Requirements.
1/ In the Figaro beta-learning issue, what MAP value and alpha/beta counts are reported for weightFalse after the 100 observations with "flip" true?
2/ Extend the Figaro beta-learning issue past its last paragraph.

Text.

-*-*-

Beta-learning adds statistical insignificance to irrelevant parameters
Kirluu opened this issue · 3 comments
This issue is partly trying to raise a red flag, and partly trying to grasp why Figaro's learning logic works the way it does. The way it works appears to hinder our efforts at machine learning by introducing statistical insignificance for observations regarding less than oftenly "relevant" or "active" cases in our model.
We'll try to provide a specific, boiled down, example:
Consider the following Figaro model:
class Model(parameters: ParameterCollection, modelUniverse: Universe) {
val flip = Flip(0.1)("myFlip", modelUniverse)
val weightTrue = Flip(parameters.get("weightTrue"))("elem_weightTrue", modelUniverse)
val weightFalse = Flip(parameters.get("weightFalse"))("elem_weightFalse", modelUniverse)
val cpd = RichCPD(flip,
(OneOf(true)) -> weightTrue,
(*) -> weightFalse)("elem_cpd", modelUniverse)
}
Note that the model contains only two regular elements, "cpd" and "flip" and the CPD is constructed using two different weights, one for the case when "flip" is true, and one for when it is false.
The parameters are both initialized as Beta(1,1) elements, postulating the fact that we have no prior beliefs regarding the parameters, and we place these Beta elements inside the ModelParameters construct.
Next, consider the following observations taking place:
for (i <- 1 to 100) {
val model = new Model(modelParameters.priorParameters, universe)
model.flip.observe(true)
model.cpd.observe(true)
}
At this point, we've learned that the "cpd" element very oftenly turns out true, given that "flip" is also true. But what about "cpd"'s probability of being true, when "flip" is false? Indeed, we have had no observations that signify this case for us.
Accordingly, we get the following outcomes for the parameters' MAP values:
weightTrue -> 1.0 (101.0, 1.0)
weightFalse -> 0.5 (51.0, 51.0)
First question: What is up with the counting of the alpha and beta values of "weightFalse" here? As mentioned, we've not seen a single sample of what probability "cpd" should have when "flip" is false. Even so, it would appear that Figaro records 50 cases on either side. This gives us a probability of 50 %, which is actually fine - for now - but what happens when we also start observing things about the case where "flip" is observed to be false? Let's take a look:
We add a single additional Model-instance with observations:
val model = new Model(modelParameters.priorParameters, universe)
model.flip.observe(false)
model.cpd.observe(true)
After this additional evidence is supplied, we expect the following:
- We will maintain the same probability of "cpd" being true when "flip" is known to be true, namely 100 %. This is what we expect since the new observation does not fit into the bucket of cases where "flip" is true.
- We will expect that the probability of "cpd" being true when "flip" is known to be false to change from 50 % (unknown, Beta(1,1), no prior beliefs) to 100 % (having seen exactly one case to support the claim, and none for the opposite case ("cpd" being false when "flip" is false)).
However, here are the actual results:
weightTrue -> 0.9999999951950983 (101.99999951470492, 1.000000485295074)
weightFalse -> 0.5195098277585943 (53.470492603618055, 49.529507396382)
Second question: Why is it that our belief of weightFalse is not "1.0 (2.0, 1.0)" here? We've seen exactly one instance where "flip" was false, thus "activating" or "making relevant" this weight. Why is all this noise of the other "irrelevant" 100 instances present ?

-*-*-

Data entries.
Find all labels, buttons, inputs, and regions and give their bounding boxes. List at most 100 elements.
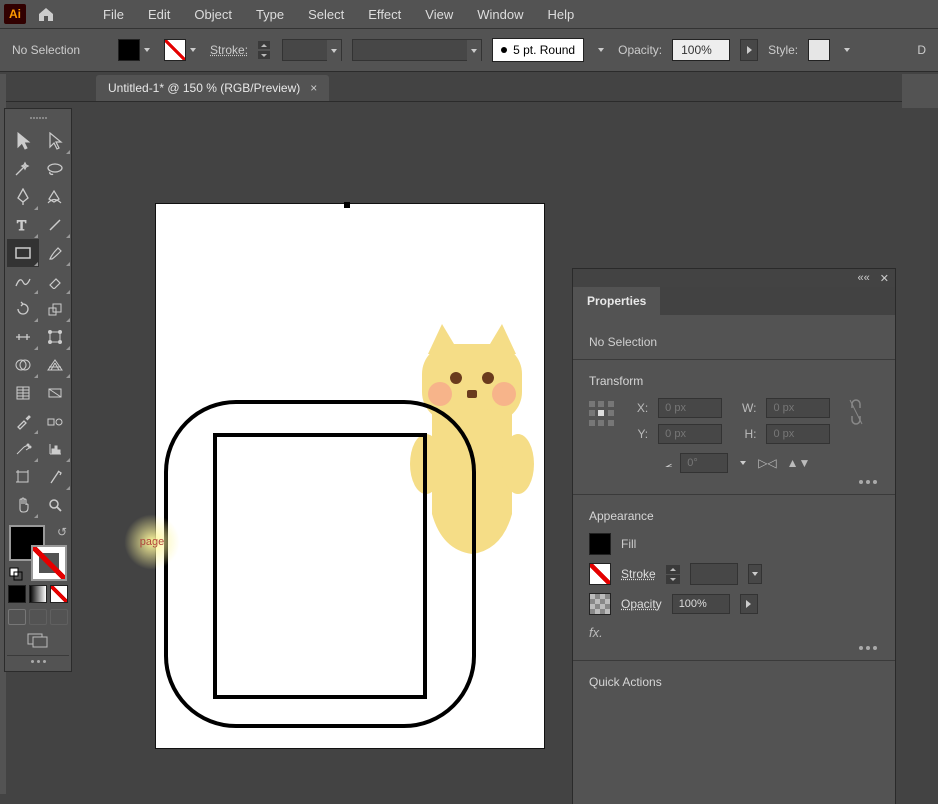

-*-*-

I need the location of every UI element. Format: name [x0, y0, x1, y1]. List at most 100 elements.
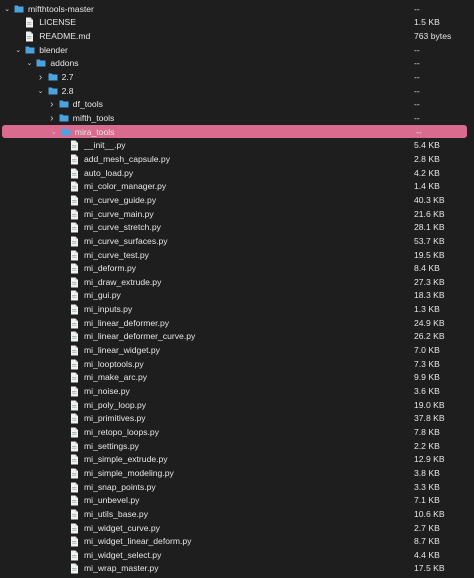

-*-*-

Outputs in order.
1/ 0.5, with counts of (51.0, 51.0).

2/
Third question: Similarly for weightTrue: Why does this latest case affect weightTrue. Even in such an odd manner, to add "almost 1" to its learnedAlpha and nearly nothing to its learnedBeta.
Notes:
We used EMWithVE regular training for this test setup. Can provide the specific source-code if desired.
Using Online EM makes no difference.
Building the model without RichCPD (e.g. with If-constructs) makes no difference. Regardless of whether elements are declared before the If or inside of it (when testing whether the laziness of If mattered)
Taking a broader perspective:
In our actual model, we are dealing with a larger model, which contains more CPDs as in this fashion. Essentially, the effect of this odd behaviour has various effects on our training and thus our evaluations:
- All of our learned parameters are "flooded" by the statistical insignificance introduced in the same way as in the example above.
- All of our parameters are heavily "guided" by whatever prior beliefs we supply to the Beta-elements when initializing them.
Basically, Beta(1,1) isn't a special case where a problem exists. Say we initialize a parameter with Beta(2,5) (namely 1 positive case and 4 negative), then with no relevant cases observed, we get 20 % as expected, but not with learnedAlpha and learnedBeta values of 2 and 5 as expected, but instead (with 100 model-instances with observations) learnedAlpha = 22.2 and learnedBeta = 85.8).
This is concerning, since this reproduces the problem examplified above no matter what prior beliefs are passed on, since the significance of one actually relevant data instance wth observations is naturaly extremely low when compared to all data instances with observations in total.
In general, we fear that this voids our usage of the built-in machine learning setup via the EM-algorithm in Figaro.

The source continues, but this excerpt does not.